**Work instructions:** Count every line that has "Swimwear" in it and give the total, nothing more.

**Source data:**

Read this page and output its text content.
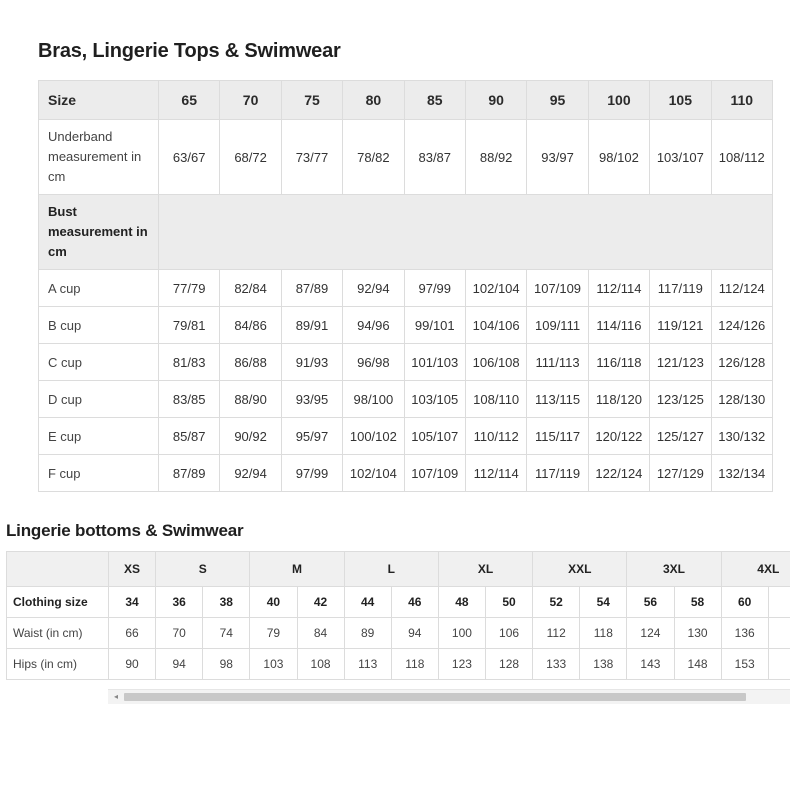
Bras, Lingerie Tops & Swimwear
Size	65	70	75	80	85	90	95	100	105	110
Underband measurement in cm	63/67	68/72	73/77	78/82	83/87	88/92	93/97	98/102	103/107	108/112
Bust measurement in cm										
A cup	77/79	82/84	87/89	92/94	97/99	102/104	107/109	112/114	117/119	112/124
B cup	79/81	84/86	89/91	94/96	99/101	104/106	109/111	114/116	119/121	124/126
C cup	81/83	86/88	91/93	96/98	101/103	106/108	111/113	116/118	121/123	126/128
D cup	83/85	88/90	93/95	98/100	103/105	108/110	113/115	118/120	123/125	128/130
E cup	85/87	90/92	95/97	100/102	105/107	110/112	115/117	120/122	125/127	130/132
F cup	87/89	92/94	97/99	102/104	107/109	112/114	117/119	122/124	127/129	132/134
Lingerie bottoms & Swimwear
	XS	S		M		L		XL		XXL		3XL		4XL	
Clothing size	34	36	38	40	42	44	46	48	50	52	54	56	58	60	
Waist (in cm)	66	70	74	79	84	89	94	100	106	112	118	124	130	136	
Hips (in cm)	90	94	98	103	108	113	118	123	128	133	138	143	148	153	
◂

**Exercise response:** 2